(Data entries)
* * *
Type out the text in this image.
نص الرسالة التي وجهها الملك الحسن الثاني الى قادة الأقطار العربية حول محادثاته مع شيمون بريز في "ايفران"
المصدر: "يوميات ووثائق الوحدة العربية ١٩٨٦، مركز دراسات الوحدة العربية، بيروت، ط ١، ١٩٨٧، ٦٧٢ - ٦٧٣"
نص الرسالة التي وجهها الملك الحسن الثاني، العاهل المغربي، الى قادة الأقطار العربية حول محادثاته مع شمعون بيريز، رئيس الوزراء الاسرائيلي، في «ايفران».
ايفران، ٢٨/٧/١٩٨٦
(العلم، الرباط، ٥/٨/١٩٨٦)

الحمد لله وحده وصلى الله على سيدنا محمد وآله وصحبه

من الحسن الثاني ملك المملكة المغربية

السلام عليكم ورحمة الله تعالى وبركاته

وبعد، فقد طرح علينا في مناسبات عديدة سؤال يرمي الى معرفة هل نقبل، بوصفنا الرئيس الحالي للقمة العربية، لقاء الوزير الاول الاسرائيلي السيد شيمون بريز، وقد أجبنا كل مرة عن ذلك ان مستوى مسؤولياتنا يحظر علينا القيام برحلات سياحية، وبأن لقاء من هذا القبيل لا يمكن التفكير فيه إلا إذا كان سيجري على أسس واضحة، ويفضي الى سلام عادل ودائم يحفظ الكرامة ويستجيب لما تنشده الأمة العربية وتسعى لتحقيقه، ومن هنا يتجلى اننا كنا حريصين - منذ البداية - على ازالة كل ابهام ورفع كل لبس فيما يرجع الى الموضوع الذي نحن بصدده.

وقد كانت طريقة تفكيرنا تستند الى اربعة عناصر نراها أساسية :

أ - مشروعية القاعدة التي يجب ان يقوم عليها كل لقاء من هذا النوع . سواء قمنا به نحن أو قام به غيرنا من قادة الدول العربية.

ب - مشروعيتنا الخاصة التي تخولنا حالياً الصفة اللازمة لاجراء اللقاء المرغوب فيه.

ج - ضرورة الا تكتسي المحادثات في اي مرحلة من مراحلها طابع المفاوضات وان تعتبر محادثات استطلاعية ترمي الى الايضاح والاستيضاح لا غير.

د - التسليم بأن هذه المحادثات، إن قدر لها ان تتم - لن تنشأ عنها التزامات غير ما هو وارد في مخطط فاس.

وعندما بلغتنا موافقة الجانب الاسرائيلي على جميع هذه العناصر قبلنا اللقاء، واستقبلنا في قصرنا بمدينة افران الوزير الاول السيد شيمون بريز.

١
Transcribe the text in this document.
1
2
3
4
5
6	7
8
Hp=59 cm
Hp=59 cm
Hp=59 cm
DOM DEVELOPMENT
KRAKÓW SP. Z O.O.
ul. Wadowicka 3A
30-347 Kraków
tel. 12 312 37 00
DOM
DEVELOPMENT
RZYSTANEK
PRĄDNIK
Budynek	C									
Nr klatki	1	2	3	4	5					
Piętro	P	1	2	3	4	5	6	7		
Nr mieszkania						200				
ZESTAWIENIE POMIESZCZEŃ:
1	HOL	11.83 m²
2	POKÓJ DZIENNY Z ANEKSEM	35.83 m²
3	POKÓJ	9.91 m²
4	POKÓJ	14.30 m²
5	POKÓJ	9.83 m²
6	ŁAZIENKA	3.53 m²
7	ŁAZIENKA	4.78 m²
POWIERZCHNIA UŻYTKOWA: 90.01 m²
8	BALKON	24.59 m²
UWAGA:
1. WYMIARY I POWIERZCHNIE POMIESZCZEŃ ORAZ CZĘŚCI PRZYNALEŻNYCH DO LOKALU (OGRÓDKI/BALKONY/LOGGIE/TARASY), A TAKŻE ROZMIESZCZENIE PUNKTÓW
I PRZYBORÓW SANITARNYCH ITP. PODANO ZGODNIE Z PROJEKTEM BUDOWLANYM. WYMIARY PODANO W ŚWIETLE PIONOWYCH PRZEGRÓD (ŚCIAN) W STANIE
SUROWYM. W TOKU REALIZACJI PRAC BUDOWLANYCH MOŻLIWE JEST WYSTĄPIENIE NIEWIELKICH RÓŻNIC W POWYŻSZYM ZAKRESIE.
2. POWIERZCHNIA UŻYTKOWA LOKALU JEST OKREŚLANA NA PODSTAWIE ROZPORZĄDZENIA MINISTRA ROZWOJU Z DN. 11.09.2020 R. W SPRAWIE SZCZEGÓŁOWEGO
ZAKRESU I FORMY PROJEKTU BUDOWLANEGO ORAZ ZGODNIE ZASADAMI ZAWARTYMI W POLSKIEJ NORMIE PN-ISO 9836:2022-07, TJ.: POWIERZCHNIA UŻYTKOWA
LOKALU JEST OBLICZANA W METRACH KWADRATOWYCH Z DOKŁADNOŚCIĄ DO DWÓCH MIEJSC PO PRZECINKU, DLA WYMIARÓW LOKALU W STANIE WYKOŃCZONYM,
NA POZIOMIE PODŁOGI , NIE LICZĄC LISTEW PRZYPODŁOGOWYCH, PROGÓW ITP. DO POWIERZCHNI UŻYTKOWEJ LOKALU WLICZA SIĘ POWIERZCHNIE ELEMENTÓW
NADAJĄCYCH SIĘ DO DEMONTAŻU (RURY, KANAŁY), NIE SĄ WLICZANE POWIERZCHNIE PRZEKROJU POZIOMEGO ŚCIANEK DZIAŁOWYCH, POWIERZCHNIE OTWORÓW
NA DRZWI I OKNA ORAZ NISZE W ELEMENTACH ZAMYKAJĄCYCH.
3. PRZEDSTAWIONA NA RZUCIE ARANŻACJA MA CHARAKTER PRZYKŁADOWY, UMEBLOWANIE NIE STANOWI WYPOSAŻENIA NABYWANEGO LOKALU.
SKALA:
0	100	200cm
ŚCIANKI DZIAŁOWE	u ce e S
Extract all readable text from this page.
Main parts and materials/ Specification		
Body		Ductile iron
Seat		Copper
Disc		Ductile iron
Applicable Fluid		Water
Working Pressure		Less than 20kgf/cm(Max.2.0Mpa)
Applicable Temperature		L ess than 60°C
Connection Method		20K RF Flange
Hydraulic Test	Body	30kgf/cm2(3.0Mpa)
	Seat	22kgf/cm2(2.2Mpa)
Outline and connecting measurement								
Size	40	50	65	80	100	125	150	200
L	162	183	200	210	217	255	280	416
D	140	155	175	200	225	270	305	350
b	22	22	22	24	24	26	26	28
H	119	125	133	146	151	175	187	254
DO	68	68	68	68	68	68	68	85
* * *
What you need to do | Report how many lines of the entries hold the string "ZGODNIE". Provide the number alone.

Finished answer | 2